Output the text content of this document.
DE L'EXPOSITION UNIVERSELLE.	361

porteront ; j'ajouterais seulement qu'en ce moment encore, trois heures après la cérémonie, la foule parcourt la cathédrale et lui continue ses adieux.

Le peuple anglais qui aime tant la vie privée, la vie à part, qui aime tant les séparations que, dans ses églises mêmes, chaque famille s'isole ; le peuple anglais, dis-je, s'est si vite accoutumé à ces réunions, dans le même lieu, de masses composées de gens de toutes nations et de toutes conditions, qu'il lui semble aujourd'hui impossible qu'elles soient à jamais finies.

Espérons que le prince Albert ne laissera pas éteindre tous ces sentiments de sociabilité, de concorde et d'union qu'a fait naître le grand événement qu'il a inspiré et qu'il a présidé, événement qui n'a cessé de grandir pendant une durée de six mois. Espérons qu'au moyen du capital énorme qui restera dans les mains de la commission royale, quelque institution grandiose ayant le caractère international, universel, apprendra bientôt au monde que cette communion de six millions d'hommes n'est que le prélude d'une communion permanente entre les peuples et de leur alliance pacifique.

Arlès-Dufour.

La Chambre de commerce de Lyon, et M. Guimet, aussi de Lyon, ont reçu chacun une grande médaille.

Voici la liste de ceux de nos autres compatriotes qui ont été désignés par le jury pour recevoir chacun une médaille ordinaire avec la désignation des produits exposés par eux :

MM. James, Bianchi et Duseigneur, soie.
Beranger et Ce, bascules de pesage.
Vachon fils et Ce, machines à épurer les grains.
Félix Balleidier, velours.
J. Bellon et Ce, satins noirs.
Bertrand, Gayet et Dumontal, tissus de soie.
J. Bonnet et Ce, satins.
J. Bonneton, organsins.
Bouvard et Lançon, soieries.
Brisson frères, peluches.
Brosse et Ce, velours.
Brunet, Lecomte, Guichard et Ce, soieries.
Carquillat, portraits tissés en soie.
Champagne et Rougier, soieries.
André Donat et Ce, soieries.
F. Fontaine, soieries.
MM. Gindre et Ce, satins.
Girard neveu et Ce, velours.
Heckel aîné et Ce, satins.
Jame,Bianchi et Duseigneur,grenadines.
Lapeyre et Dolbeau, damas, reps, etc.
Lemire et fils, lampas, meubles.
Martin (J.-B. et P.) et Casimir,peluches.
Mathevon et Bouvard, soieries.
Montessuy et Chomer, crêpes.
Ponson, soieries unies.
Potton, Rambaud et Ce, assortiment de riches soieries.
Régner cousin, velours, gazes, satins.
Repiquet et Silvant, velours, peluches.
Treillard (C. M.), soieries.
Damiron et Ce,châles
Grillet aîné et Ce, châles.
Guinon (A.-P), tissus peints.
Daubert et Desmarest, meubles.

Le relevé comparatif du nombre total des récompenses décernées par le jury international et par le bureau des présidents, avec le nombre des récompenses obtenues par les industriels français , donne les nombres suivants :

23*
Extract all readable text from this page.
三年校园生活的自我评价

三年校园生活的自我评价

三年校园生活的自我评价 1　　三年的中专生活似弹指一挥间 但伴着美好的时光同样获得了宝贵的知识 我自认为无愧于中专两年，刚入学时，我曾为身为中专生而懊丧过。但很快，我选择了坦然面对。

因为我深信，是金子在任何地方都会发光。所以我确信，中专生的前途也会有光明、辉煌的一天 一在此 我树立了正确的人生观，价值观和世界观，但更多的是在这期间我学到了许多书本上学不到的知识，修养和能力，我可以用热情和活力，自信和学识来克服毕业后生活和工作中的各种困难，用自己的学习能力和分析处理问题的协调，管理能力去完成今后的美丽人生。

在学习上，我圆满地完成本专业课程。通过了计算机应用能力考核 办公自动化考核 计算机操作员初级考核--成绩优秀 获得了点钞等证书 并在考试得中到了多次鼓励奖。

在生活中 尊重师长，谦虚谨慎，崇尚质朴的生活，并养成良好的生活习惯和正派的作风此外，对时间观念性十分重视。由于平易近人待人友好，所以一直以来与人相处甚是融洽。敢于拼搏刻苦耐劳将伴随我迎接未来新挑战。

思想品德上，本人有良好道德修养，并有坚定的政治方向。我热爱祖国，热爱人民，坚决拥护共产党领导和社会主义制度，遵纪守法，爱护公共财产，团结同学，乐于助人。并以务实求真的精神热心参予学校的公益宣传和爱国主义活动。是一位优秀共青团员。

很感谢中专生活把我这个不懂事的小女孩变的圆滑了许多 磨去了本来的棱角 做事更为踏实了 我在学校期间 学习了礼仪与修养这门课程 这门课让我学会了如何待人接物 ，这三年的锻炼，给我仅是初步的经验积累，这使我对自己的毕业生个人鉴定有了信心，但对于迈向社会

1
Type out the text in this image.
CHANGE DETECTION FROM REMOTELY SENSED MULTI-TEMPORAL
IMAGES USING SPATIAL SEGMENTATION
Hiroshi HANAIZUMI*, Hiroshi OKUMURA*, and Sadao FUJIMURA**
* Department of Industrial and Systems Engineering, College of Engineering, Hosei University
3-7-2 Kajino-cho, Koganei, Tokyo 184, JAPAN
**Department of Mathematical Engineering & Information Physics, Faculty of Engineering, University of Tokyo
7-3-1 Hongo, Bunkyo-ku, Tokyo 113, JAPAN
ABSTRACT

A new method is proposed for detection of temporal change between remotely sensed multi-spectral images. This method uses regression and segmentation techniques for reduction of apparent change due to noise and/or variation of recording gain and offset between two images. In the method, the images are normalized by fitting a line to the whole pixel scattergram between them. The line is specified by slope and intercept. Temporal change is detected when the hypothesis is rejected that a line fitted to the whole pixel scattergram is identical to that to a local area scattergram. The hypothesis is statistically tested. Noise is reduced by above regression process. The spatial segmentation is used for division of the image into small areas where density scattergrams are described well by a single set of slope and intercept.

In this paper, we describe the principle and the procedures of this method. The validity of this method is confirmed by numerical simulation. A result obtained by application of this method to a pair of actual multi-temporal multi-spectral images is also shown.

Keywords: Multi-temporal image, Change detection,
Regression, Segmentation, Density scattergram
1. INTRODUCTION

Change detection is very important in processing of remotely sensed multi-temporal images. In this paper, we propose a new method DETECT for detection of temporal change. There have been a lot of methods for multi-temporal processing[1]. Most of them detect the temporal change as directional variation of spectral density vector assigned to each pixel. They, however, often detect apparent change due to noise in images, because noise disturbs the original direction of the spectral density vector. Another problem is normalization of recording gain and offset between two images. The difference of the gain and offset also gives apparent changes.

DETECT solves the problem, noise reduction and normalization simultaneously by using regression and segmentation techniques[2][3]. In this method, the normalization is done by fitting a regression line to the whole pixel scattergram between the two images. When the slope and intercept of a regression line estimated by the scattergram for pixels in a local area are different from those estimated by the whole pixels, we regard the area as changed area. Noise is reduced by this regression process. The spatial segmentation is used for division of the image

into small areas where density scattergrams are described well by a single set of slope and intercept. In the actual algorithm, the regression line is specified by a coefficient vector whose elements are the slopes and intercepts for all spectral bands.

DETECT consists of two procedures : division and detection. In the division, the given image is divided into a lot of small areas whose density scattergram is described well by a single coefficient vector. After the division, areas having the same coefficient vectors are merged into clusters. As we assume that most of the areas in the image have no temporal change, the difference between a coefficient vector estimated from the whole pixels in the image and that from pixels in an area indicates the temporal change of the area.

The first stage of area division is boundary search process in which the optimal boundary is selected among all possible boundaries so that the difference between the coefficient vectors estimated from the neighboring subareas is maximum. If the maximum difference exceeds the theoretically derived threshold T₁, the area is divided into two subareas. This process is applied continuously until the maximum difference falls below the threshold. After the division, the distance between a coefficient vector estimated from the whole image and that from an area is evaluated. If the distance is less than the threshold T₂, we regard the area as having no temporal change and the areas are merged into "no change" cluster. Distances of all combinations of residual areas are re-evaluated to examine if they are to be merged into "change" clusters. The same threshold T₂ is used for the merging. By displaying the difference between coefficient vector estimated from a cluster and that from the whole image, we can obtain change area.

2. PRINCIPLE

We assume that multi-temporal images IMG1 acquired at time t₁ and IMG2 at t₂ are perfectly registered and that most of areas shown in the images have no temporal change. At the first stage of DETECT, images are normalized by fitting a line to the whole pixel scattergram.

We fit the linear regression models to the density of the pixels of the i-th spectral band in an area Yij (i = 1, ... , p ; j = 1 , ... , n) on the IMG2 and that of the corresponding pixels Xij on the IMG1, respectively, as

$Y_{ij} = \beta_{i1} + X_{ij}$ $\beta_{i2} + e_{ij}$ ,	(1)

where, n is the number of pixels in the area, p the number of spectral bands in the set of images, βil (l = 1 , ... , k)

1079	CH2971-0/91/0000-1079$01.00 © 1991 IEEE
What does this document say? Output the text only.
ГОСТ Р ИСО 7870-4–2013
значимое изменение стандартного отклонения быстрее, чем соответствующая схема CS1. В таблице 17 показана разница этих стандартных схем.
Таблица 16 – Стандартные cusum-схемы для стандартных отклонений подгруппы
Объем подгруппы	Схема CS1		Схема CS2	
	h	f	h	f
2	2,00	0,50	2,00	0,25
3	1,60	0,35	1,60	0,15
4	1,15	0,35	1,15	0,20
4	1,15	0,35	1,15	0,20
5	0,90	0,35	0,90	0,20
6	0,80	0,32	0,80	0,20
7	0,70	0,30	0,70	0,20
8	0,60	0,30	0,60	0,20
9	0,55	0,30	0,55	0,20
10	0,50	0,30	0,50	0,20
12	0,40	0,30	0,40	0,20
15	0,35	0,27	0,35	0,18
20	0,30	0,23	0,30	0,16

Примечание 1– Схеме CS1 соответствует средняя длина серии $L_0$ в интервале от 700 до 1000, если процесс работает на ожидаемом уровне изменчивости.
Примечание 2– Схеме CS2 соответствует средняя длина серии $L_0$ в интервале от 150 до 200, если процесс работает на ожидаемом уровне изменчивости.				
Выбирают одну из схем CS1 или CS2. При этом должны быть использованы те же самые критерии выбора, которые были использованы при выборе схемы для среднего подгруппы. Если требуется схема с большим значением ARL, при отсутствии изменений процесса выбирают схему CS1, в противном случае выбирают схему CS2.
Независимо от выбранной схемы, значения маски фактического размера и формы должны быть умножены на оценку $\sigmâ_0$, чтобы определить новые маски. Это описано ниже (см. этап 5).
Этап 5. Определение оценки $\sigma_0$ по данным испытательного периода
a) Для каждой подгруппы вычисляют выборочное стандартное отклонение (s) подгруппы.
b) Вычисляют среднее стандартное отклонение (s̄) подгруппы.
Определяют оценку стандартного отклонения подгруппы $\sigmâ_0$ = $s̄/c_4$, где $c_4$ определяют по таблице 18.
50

• • • • •

* [Direction]:
Determine how many lines in the listing above hold the string "интервале", then write only the number.

* [Finished task]:
2